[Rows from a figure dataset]
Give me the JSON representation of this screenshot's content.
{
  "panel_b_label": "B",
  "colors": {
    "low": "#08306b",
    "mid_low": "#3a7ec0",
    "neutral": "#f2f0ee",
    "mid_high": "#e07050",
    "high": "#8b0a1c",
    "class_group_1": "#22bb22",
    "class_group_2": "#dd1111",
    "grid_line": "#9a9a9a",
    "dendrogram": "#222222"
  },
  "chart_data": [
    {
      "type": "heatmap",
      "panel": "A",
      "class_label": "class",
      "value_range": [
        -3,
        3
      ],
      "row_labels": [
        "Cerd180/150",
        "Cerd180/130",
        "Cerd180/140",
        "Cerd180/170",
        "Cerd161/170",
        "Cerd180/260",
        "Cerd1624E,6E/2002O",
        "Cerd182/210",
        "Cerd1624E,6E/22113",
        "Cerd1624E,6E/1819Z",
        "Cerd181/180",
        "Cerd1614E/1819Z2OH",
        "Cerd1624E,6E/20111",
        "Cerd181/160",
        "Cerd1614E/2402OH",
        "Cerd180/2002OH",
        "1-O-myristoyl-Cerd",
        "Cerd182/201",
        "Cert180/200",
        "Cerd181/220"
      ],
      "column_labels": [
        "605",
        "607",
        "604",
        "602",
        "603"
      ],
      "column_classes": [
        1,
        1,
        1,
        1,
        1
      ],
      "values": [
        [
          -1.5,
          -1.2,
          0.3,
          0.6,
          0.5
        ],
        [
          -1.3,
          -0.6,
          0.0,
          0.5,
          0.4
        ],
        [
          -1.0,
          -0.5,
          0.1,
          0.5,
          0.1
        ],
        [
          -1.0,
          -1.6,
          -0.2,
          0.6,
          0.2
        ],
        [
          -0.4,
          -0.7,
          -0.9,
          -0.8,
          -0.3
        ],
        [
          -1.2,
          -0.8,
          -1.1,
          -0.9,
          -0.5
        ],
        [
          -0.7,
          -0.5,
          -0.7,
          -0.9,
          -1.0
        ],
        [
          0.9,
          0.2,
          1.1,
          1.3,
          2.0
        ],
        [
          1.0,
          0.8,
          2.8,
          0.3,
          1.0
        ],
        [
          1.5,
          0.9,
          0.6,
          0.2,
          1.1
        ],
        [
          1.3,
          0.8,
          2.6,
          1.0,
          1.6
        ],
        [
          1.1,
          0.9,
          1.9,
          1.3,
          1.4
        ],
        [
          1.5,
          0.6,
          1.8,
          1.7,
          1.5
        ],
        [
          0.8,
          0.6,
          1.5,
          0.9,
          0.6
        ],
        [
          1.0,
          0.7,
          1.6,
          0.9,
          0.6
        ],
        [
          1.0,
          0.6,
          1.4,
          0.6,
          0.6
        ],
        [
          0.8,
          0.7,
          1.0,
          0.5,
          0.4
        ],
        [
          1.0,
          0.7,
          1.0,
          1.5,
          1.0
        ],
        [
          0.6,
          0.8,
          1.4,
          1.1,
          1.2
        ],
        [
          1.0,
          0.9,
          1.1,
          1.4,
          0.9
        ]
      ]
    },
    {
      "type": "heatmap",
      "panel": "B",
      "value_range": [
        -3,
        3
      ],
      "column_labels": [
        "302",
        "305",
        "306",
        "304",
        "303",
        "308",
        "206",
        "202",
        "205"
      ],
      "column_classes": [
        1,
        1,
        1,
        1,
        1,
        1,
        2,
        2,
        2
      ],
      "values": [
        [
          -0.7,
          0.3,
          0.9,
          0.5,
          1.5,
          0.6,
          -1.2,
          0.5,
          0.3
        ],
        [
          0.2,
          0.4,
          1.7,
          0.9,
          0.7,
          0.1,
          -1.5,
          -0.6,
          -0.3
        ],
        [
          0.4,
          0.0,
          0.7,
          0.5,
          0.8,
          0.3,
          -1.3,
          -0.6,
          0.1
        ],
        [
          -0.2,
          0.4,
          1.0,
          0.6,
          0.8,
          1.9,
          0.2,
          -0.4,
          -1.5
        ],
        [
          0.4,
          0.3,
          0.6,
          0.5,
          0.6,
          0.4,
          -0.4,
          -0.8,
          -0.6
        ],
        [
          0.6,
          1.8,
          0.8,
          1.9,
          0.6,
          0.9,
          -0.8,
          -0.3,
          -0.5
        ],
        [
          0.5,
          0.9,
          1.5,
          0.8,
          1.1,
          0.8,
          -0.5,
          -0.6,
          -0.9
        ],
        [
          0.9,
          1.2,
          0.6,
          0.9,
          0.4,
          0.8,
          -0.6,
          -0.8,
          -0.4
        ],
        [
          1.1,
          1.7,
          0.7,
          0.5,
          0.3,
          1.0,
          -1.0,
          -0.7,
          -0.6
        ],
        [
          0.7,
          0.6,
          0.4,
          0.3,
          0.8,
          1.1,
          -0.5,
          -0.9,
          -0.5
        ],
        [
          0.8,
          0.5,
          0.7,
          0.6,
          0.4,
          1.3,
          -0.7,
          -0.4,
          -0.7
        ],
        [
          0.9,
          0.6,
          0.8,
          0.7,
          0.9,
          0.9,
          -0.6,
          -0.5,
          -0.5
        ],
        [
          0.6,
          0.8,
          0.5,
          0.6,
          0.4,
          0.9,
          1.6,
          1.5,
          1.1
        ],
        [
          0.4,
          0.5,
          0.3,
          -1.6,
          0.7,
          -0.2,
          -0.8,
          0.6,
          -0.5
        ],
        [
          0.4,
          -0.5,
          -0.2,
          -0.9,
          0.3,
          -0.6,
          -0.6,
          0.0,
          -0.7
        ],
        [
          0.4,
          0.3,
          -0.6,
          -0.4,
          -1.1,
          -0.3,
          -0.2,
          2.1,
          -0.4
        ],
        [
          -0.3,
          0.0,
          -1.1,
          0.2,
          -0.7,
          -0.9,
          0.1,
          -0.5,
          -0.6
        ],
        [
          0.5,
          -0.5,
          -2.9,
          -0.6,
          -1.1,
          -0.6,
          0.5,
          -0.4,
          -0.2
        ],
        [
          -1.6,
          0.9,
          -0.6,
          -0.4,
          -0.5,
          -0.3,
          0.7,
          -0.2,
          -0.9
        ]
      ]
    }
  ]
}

> [Exercise description]
Write out each line of the data above again, exactly as given.

> [Result of this task]
Give me the JSON representation of this screenshot's content.
{
  "panel_b_label": "B",
  "colors": {
    "low": "#08306b",
    "mid_low": "#3a7ec0",
    "neutral": "#f2f0ee",
    "mid_high": "#e07050",
    "high": "#8b0a1c",
    "class_group_1": "#22bb22",
    "class_group_2": "#dd1111",
    "grid_line": "#9a9a9a",
    "dendrogram": "#222222"
  },
  "chart_data": [
    {
      "type": "heatmap",
      "panel": "A",
      "class_label": "class",
      "value_range": [
        -3,
        3
      ],
      "row_labels": [
        "Cerd180/150",
        "Cerd180/130",
        "Cerd180/140",
        "Cerd180/170",
        "Cerd161/170",
        "Cerd180/260",
        "Cerd1624E,6E/2002O",
        "Cerd182/210",
        "Cerd1624E,6E/22113",
        "Cerd1624E,6E/1819Z",
        "Cerd181/180",
        "Cerd1614E/1819Z2OH",
        "Cerd1624E,6E/20111",
        "Cerd181/160",
        "Cerd1614E/2402OH",
        "Cerd180/2002OH",
        "1-O-myristoyl-Cerd",
        "Cerd182/201",
        "Cert180/200",
        "Cerd181/220"
      ],
      "column_labels": [
        "605",
        "607",
        "604",
        "602",
        "603"
      ],
      "column_classes": [
        1,
        1,
        1,
        1,
        1
      ],
      "values": [
        [
          -1.5,
          -1.2,
          0.3,
          0.6,
          0.5
        ],
        [
          -1.3,
          -0.6,
          0.0,
          0.5,
          0.4
        ],
        [
          -1.0,
          -0.5,
          0.1,
          0.5,
          0.1
        ],
        [
          -1.0,
          -1.6,
          -0.2,
          0.6,
          0.2
        ],
        [
          -0.4,
          -0.7,
          -0.9,
          -0.8,
          -0.3
        ],
        [
          -1.2,
          -0.8,
          -1.1,
          -0.9,
          -0.5
        ],
        [
          -0.7,
          -0.5,
          -0.7,
          -0.9,
          -1.0
        ],
        [
          0.9,
          0.2,
          1.1,
          1.3,
          2.0
        ],
        [
          1.0,
          0.8,
          2.8,
          0.3,
          1.0
        ],
        [
          1.5,
          0.9,
          0.6,
          0.2,
          1.1
        ],
        [
          1.3,
          0.8,
          2.6,
          1.0,
          1.6
        ],
        [
          1.1,
          0.9,
          1.9,
          1.3,
          1.4
        ],
        [
          1.5,
          0.6,
          1.8,
          1.7,
          1.5
        ],
        [
          0.8,
          0.6,
          1.5,
          0.9,
          0.6
        ],
        [
          1.0,
          0.7,
          1.6,
          0.9,
          0.6
        ],
        [
          1.0,
          0.6,
          1.4,
          0.6,
          0.6
        ],
        [
          0.8,
          0.7,
          1.0,
          0.5,
          0.4
        ],
        [
          1.0,
          0.7,
          1.0,
          1.5,
          1.0
        ],
        [
          0.6,
          0.8,
          1.4,
          1.1,
          1.2
        ],
        [
          1.0,
          0.9,
          1.1,
          1.4,
          0.9
        ]
      ]
    },
    {
      "type": "heatmap",
      "panel": "B",
      "value_range": [
        -3,
        3
      ],
      "column_labels": [
        "302",
        "305",
        "306",
        "304",
        "303",
        "308",
        "206",
        "202",
        "205"
      ],
      "column_classes": [
        1,
        1,
        1,
        1,
        1,
        1,
        2,
        2,
        2
      ],
      "values": [
        [
          -0.7,
          0.3,
          0.9,
          0.5,
          1.5,
          0.6,
          -1.2,
          0.5,
          0.3
        ],
        [
          0.2,
          0.4,
          1.7,
          0.9,
          0.7,
          0.1,
          -1.5,
          -0.6,
          -0.3
        ],
        [
          0.4,
          0.0,
          0.7,
          0.5,
          0.8,
          0.3,
          -1.3,
          -0.6,
          0.1
        ],
        [
          -0.2,
          0.4,
          1.0,
          0.6,
          0.8,
          1.9,
          0.2,
          -0.4,
          -1.5
        ],
        [
          0.4,
          0.3,
          0.6,
          0.5,
          0.6,
          0.4,
          -0.4,
          -0.8,
          -0.6
        ],
        [
          0.6,
          1.8,
          0.8,
          1.9,
          0.6,
          0.9,
          -0.8,
          -0.3,
          -0.5
        ],
        [
          0.5,
          0.9,
          1.5,
          0.8,
          1.1,
          0.8,
          -0.5,
          -0.6,
          -0.9
        ],
        [
          0.9,
          1.2,
          0.6,
          0.9,
          0.4,
          0.8,
          -0.6,
          -0.8,
          -0.4
        ],
        [
          1.1,
          1.7,
          0.7,
          0.5,
          0.3,
          1.0,
          -1.0,
          -0.7,
          -0.6
        ],
        [
          0.7,
          0.6,
          0.4,
          0.3,
          0.8,
          1.1,
          -0.5,
          -0.9,
          -0.5
        ],
        [
          0.8,
          0.5,
          0.7,
          0.6,
          0.4,
          1.3,
          -0.7,
          -0.4,
          -0.7
        ],
        [
          0.9,
          0.6,
          0.8,
          0.7,
          0.9,
          0.9,
          -0.6,
          -0.5,
          -0.5
        ],
        [
          0.6,
          0.8,
          0.5,
          0.6,
          0.4,
          0.9,
          1.6,
          1.5,
          1.1
        ],
        [
          0.4,
          0.5,
          0.3,
          -1.6,
          0.7,
          -0.2,
          -0.8,
          0.6,
          -0.5
        ],
        [
          0.4,
          -0.5,
          -0.2,
          -0.9,
          0.3,
          -0.6,
          -0.6,
          0.0,
          -0.7
        ],
        [
          0.4,
          0.3,
          -0.6,
          -0.4,
          -1.1,
          -0.3,
          -0.2,
          2.1,
          -0.4
        ],
        [
          -0.3,
          0.0,
          -1.1,
          0.2,
          -0.7,
          -0.9,
          0.1,
          -0.5,
          -0.6
        ],
        [
          0.5,
          -0.5,
          -2.9,
          -0.6,
          -1.1,
          -0.6,
          0.5,
          -0.4,
          -0.2
        ],
        [
          -1.6,
          0.9,
          -0.6,
          -0.4,
          -0.5,
          -0.3,
          0.7,
          -0.2,
          -0.9
        ]
      ]
    }
  ]
}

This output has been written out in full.